-- WHAT TO WORK ON --
Reproduce every line of the data below without any changes, but omit the pictures.

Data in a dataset

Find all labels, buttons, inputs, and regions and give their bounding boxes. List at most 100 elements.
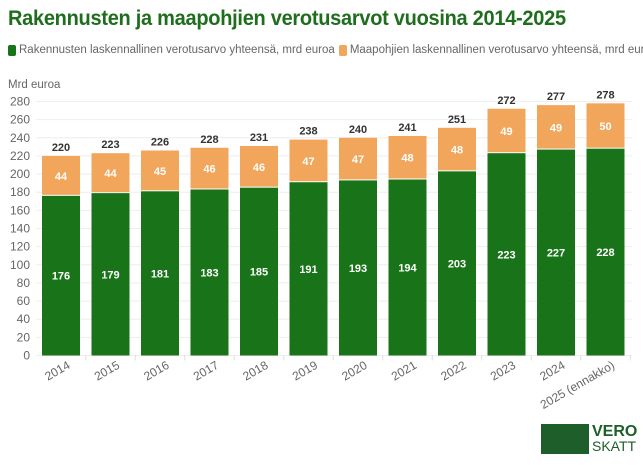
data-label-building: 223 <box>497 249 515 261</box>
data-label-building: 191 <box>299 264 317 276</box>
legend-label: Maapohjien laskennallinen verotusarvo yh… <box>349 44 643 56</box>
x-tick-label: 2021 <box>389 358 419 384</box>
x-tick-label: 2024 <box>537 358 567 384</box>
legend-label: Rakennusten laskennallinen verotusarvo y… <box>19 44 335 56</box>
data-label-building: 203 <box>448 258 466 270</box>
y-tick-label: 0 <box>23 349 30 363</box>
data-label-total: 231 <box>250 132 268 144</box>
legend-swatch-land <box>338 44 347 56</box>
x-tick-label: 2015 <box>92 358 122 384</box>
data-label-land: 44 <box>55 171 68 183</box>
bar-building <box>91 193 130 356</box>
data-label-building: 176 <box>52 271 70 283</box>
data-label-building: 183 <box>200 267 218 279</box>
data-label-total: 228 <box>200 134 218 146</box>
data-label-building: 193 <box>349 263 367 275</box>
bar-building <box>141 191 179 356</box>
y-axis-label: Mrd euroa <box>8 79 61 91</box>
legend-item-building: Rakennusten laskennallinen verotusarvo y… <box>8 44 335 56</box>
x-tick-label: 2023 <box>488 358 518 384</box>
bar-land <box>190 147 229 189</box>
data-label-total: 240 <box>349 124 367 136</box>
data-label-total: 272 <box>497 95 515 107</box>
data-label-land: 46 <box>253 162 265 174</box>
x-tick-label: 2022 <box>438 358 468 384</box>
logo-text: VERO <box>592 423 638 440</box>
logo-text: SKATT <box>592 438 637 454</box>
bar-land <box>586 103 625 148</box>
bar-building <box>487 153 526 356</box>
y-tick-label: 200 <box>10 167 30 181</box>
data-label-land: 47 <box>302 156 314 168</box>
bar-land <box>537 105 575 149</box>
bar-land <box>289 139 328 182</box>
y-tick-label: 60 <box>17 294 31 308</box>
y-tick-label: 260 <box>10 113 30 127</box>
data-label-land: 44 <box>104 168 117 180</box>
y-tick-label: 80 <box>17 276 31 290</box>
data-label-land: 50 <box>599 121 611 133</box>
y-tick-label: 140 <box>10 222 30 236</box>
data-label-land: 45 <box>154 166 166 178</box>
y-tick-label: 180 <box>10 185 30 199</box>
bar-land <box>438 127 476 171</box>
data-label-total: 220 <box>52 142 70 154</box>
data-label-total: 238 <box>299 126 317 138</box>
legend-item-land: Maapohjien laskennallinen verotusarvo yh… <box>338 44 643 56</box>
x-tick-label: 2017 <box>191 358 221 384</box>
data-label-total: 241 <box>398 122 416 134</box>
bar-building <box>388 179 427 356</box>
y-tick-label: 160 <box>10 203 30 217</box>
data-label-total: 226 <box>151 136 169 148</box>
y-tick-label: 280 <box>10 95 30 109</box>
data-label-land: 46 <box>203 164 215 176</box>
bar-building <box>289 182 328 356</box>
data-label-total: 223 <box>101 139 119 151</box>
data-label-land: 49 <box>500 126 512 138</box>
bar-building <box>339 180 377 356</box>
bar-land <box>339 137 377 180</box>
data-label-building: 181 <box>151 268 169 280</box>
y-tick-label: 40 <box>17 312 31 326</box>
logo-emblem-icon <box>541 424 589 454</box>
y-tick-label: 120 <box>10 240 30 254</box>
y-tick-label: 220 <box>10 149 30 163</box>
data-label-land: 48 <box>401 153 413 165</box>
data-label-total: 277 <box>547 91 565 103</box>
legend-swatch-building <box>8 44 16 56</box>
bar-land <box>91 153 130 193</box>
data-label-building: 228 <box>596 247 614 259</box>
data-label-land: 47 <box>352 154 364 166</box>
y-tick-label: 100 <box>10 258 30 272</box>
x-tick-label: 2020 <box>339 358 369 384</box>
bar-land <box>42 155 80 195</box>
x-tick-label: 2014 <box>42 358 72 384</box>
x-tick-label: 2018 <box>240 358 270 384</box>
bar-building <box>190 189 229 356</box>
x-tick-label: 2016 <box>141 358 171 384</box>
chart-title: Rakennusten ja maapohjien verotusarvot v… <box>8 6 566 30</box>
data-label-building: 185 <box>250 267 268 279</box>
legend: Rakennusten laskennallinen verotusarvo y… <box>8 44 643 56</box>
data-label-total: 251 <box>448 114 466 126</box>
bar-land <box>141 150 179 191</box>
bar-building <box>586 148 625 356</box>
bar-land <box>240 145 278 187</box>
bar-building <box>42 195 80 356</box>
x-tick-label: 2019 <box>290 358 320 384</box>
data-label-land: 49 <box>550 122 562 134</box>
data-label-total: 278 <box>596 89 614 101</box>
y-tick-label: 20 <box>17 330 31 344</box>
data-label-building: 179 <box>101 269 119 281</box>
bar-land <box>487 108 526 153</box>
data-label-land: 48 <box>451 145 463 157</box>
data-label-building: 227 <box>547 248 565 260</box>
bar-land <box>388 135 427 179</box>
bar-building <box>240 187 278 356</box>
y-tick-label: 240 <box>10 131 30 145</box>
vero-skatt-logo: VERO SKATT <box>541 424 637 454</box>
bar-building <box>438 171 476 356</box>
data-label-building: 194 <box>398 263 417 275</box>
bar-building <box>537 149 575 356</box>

-- WRITTEN RESPONSE --
Find all labels, buttons, inputs, and regions and give their bounding boxes. List at most 100 elements.
data-label-building: 223 <box>497 249 515 261</box>
data-label-building: 191 <box>299 264 317 276</box>
legend-label: Maapohjien laskennallinen verotusarvo yh… <box>349 44 643 56</box>
x-tick-label: 2021 <box>389 358 419 384</box>
x-tick-label: 2024 <box>537 358 567 384</box>
legend-label: Rakennusten laskennallinen verotusarvo y… <box>19 44 335 56</box>
data-label-building: 203 <box>448 258 466 270</box>
y-tick-label: 0 <box>23 349 30 363</box>
data-label-total: 231 <box>250 132 268 144</box>
legend-swatch-land <box>338 44 347 56</box>
x-tick-label: 2015 <box>92 358 122 384</box>
data-label-land: 44 <box>55 171 68 183</box>
bar-building <box>91 193 130 356</box>
data-label-building: 176 <box>52 271 70 283</box>
data-label-building: 183 <box>200 267 218 279</box>
data-label-total: 228 <box>200 134 218 146</box>
data-label-building: 193 <box>349 263 367 275</box>
bar-building <box>141 191 179 356</box>
y-axis-label: Mrd euroa <box>8 79 61 91</box>
legend-item-building: Rakennusten laskennallinen verotusarvo y… <box>8 44 335 56</box>
x-tick-label: 2023 <box>488 358 518 384</box>
bar-land <box>190 147 229 189</box>
data-label-total: 240 <box>349 124 367 136</box>
data-label-total: 272 <box>497 95 515 107</box>
data-label-land: 46 <box>253 162 265 174</box>
x-tick-label: 2022 <box>438 358 468 384</box>
logo-text: VERO <box>592 423 638 440</box>
logo-text: SKATT <box>592 438 637 454</box>
bar-land <box>586 103 625 148</box>
bar-building <box>487 153 526 356</box>
y-tick-label: 200 <box>10 167 30 181</box>
data-label-land: 47 <box>302 156 314 168</box>
bar-land <box>537 105 575 149</box>
bar-land <box>289 139 328 182</box>
y-tick-label: 60 <box>17 294 31 308</box>
y-tick-label: 260 <box>10 113 30 127</box>
data-label-land: 44 <box>104 168 117 180</box>
y-tick-label: 80 <box>17 276 31 290</box>
data-label-land: 50 <box>599 121 611 133</box>
y-tick-label: 140 <box>10 222 30 236</box>
data-label-land: 45 <box>154 166 166 178</box>
y-tick-label: 180 <box>10 185 30 199</box>
bar-land <box>438 127 476 171</box>
data-label-total: 220 <box>52 142 70 154</box>
data-label-total: 238 <box>299 126 317 138</box>
legend-item-land: Maapohjien laskennallinen verotusarvo yh… <box>338 44 643 56</box>
x-tick-label: 2017 <box>191 358 221 384</box>
data-label-total: 241 <box>398 122 416 134</box>
bar-building <box>388 179 427 356</box>
y-tick-label: 160 <box>10 203 30 217</box>
data-label-total: 226 <box>151 136 169 148</box>
y-tick-label: 280 <box>10 95 30 109</box>
data-label-land: 46 <box>203 164 215 176</box>
bar-building <box>289 182 328 356</box>
data-label-total: 223 <box>101 139 119 151</box>
data-label-land: 49 <box>500 126 512 138</box>
bar-building <box>339 180 377 356</box>
bar-land <box>339 137 377 180</box>
data-label-building: 181 <box>151 268 169 280</box>
y-tick-label: 40 <box>17 312 31 326</box>
logo-emblem-icon <box>541 424 589 454</box>
y-tick-label: 120 <box>10 240 30 254</box>
y-tick-label: 220 <box>10 149 30 163</box>
data-label-land: 48 <box>401 153 413 165</box>
data-label-total: 277 <box>547 91 565 103</box>
legend-swatch-building <box>8 44 16 56</box>
bar-land <box>91 153 130 193</box>
data-label-building: 228 <box>596 247 614 259</box>
data-label-land: 47 <box>352 154 364 166</box>
y-tick-label: 100 <box>10 258 30 272</box>
x-tick-label: 2020 <box>339 358 369 384</box>
bar-land <box>42 155 80 195</box>
x-tick-label: 2014 <box>42 358 72 384</box>
x-tick-label: 2018 <box>240 358 270 384</box>
bar-building <box>190 189 229 356</box>
x-tick-label: 2016 <box>141 358 171 384</box>
chart-title: Rakennusten ja maapohjien verotusarvot v… <box>8 6 566 30</box>
data-label-building: 185 <box>250 267 268 279</box>
legend: Rakennusten laskennallinen verotusarvo y… <box>8 44 643 56</box>
data-label-total: 251 <box>448 114 466 126</box>
bar-land <box>141 150 179 191</box>
bar-building <box>586 148 625 356</box>
bar-land <box>240 145 278 187</box>
bar-building <box>42 195 80 356</box>
x-tick-label: 2019 <box>290 358 320 384</box>
data-label-land: 49 <box>550 122 562 134</box>
data-label-total: 278 <box>596 89 614 101</box>
y-tick-label: 20 <box>17 330 31 344</box>
data-label-building: 179 <box>101 269 119 281</box>
bar-land <box>487 108 526 153</box>
data-label-land: 48 <box>451 145 463 157</box>
data-label-building: 227 <box>547 248 565 260</box>
bar-land <box>388 135 427 179</box>
bar-building <box>240 187 278 356</box>
y-tick-label: 240 <box>10 131 30 145</box>
vero-skatt-logo: VERO SKATT <box>541 424 637 454</box>
bar-building <box>438 171 476 356</box>
data-label-building: 194 <box>398 263 417 275</box>
bar-building <box>537 149 575 356</box>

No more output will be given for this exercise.